Work item
Locate the word "échecs" in the material, then show every line that holds it.

Task input
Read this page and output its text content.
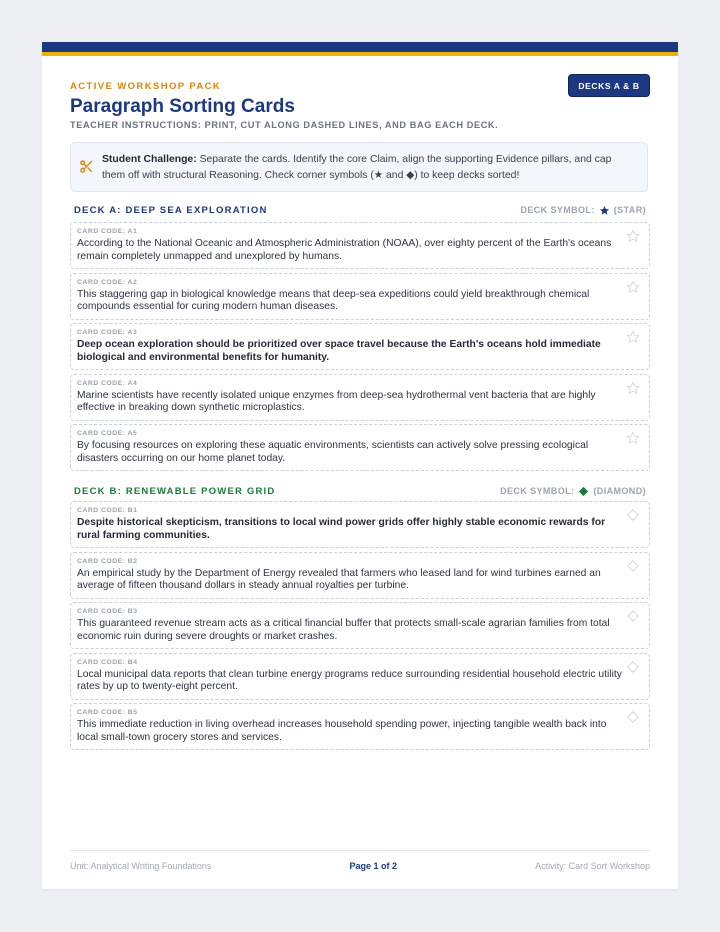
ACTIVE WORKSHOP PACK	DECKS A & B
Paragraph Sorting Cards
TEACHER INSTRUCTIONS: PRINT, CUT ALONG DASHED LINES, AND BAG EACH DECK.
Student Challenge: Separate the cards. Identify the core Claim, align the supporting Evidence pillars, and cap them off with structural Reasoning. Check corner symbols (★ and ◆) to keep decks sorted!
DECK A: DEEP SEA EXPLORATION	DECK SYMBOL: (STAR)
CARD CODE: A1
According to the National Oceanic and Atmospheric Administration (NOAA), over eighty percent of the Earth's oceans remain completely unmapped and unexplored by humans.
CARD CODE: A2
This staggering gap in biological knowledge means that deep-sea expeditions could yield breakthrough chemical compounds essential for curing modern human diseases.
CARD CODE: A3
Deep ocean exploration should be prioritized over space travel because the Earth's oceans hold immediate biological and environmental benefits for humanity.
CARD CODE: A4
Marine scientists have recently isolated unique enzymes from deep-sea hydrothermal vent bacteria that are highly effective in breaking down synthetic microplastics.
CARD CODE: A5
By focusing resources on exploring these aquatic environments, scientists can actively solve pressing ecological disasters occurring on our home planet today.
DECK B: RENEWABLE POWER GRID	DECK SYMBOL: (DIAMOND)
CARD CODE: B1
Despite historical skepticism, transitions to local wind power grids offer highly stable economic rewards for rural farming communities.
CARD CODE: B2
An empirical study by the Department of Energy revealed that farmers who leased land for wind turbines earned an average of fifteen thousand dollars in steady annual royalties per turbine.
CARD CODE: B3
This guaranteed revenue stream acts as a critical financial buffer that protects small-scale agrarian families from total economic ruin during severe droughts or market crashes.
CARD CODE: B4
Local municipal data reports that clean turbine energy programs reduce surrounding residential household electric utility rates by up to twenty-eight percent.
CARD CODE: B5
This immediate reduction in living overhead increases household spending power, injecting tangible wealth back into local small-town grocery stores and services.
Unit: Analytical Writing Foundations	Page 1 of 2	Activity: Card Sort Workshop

--

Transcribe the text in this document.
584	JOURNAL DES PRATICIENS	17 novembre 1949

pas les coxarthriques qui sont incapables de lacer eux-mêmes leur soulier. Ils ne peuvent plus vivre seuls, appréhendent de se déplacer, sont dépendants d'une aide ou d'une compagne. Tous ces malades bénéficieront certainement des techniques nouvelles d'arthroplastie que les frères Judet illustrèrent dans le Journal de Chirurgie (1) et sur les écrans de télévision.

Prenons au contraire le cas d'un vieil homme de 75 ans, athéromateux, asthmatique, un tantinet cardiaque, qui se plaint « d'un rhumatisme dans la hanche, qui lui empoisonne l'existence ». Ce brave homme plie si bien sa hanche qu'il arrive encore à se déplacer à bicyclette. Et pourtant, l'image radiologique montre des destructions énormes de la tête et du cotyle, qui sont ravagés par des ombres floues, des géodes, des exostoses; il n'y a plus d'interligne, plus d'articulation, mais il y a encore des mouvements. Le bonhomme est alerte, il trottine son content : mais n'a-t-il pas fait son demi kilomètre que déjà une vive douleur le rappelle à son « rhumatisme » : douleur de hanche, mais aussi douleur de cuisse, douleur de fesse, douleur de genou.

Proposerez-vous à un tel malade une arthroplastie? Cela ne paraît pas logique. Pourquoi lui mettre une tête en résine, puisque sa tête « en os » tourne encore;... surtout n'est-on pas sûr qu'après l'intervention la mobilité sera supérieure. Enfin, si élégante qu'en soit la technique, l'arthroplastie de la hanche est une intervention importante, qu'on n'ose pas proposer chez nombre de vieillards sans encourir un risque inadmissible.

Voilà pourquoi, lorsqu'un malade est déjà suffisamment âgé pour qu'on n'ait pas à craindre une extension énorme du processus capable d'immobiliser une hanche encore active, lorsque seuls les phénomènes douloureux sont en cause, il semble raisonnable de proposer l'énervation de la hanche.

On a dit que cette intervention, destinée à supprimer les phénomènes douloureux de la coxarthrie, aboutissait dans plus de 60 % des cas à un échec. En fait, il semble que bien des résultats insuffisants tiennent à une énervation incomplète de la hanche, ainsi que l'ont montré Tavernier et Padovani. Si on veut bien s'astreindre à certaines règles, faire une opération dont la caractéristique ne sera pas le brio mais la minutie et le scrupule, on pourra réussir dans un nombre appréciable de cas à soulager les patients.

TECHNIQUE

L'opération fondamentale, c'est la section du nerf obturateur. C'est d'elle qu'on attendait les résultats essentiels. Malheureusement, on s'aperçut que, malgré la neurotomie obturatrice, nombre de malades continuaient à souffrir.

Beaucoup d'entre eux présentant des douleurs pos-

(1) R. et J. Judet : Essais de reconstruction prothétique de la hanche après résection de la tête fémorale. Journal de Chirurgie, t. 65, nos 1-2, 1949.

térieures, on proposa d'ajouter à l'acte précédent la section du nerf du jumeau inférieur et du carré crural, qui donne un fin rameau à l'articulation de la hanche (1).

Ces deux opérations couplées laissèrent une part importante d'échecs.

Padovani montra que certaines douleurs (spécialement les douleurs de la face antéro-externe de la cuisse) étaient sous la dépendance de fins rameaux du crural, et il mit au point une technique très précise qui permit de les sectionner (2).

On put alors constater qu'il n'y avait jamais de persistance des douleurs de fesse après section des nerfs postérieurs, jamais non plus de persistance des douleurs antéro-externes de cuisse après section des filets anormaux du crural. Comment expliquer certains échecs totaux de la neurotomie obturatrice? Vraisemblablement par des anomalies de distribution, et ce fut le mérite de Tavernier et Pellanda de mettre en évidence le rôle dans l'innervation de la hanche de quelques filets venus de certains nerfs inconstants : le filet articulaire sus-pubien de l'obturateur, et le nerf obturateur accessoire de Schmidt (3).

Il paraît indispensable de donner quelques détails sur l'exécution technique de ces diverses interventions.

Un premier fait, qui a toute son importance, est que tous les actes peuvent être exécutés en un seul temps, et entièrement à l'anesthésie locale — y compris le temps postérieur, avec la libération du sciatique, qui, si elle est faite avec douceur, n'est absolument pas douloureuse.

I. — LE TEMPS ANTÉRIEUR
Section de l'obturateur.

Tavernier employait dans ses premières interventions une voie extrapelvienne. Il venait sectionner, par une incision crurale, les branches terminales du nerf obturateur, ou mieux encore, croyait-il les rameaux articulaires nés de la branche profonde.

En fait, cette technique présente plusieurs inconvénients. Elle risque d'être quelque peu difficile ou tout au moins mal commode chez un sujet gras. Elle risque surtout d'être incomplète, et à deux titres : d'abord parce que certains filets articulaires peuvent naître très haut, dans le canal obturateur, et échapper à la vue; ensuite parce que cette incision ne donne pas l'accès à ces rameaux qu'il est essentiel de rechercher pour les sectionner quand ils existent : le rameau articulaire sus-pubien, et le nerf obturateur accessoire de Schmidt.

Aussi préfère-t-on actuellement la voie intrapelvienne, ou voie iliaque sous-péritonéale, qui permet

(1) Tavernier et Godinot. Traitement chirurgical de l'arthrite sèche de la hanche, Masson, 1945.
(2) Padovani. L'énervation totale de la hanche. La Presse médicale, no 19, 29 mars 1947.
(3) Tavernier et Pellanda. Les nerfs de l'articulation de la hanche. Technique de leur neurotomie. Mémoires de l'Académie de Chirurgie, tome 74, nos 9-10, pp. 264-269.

Exercise answer
Ces deux opérations couplées laissèrent une part importante d'échecs.
On put alors constater qu'il n'y avait jamais de persistance des douleurs de fesse après section des nerfs postérieurs, jamais non plus de persistance des douleurs antéro-externes de cuisse après section des filets anormaux du crural. Comment expliquer certains échecs totaux de la neurotomie obturatrice? Vraisemblablement par des anomalies de distribution, et ce fut le mérite de Tavernier et Pellanda de mettre en évidence le rôle dans l'innervation de la hanche de quelques filets venus de certains nerfs inconstants : le filet articulaire sus-pubien de l'obturateur, et le nerf obturateur accessoire de Schmidt (3).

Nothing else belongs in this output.